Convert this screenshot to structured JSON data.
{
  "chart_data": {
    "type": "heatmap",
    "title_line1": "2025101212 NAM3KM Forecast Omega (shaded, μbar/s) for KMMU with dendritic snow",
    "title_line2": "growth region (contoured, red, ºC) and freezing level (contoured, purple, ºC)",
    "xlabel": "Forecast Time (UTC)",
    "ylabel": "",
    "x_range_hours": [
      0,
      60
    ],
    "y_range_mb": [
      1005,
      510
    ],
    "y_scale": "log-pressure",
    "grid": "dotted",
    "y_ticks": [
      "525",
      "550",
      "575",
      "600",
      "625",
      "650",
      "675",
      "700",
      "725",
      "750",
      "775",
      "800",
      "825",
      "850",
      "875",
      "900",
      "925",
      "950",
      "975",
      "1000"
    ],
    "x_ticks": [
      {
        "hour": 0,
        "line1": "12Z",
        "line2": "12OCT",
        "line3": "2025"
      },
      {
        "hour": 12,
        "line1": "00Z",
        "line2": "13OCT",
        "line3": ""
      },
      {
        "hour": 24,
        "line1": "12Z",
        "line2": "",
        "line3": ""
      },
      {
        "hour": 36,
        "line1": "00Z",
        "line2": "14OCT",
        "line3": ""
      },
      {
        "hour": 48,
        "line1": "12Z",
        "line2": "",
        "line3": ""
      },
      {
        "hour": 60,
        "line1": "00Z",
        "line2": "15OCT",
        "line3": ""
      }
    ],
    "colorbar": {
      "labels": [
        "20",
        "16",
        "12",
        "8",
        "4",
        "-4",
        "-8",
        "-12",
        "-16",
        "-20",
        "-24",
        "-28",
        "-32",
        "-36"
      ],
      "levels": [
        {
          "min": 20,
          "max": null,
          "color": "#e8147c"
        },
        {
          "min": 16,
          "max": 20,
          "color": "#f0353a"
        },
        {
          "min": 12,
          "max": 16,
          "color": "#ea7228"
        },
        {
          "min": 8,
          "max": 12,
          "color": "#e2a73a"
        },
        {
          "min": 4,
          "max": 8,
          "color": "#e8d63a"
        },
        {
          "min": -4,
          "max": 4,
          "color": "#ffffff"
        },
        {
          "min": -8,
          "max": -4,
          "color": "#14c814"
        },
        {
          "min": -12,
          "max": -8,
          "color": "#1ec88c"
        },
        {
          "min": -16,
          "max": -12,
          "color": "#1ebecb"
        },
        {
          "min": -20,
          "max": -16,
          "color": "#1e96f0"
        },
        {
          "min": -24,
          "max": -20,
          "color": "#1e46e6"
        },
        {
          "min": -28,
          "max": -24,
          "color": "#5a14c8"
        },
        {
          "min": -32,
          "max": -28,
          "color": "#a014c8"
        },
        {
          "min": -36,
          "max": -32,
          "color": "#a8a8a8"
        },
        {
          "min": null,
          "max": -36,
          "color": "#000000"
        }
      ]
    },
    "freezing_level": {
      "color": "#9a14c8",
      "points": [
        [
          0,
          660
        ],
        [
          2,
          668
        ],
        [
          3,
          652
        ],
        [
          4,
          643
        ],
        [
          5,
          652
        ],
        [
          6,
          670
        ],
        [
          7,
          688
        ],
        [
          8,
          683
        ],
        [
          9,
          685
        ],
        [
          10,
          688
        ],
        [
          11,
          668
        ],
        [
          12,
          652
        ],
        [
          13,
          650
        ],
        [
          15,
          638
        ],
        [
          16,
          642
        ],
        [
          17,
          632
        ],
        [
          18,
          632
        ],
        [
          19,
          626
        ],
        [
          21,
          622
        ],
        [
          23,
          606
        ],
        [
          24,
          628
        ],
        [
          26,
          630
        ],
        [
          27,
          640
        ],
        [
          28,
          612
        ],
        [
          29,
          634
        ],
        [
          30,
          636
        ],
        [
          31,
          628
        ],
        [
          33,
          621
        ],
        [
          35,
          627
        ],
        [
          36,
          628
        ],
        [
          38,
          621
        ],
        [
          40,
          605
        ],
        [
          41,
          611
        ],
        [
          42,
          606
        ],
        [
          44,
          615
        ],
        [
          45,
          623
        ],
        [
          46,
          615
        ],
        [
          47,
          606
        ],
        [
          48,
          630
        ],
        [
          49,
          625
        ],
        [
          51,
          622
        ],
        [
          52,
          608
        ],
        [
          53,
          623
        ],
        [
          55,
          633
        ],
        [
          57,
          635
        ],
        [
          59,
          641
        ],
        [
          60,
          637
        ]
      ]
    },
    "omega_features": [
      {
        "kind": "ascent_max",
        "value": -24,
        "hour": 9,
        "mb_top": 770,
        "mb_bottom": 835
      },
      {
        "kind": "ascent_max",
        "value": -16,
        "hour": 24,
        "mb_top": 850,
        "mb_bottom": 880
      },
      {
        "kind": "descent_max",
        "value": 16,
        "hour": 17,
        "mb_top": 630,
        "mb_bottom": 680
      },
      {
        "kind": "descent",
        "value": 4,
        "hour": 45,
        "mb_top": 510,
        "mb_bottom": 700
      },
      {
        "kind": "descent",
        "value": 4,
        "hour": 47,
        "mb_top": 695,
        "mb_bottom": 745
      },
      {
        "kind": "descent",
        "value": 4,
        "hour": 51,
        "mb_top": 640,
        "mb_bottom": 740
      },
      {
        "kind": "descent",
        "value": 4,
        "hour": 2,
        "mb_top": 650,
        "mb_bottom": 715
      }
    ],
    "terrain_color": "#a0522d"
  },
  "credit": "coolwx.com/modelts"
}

^^^^^^^^

### INSTRUCTION
Locate all lines in the listing above with the word "Forecast" and copy them.

### OUTPUT FOR THIS TASK
    "title_line1": "2025101212 NAM3KM Forecast Omega (shaded, μbar/s) for KMMU with dendritic snow",
    "xlabel": "Forecast Time (UTC)",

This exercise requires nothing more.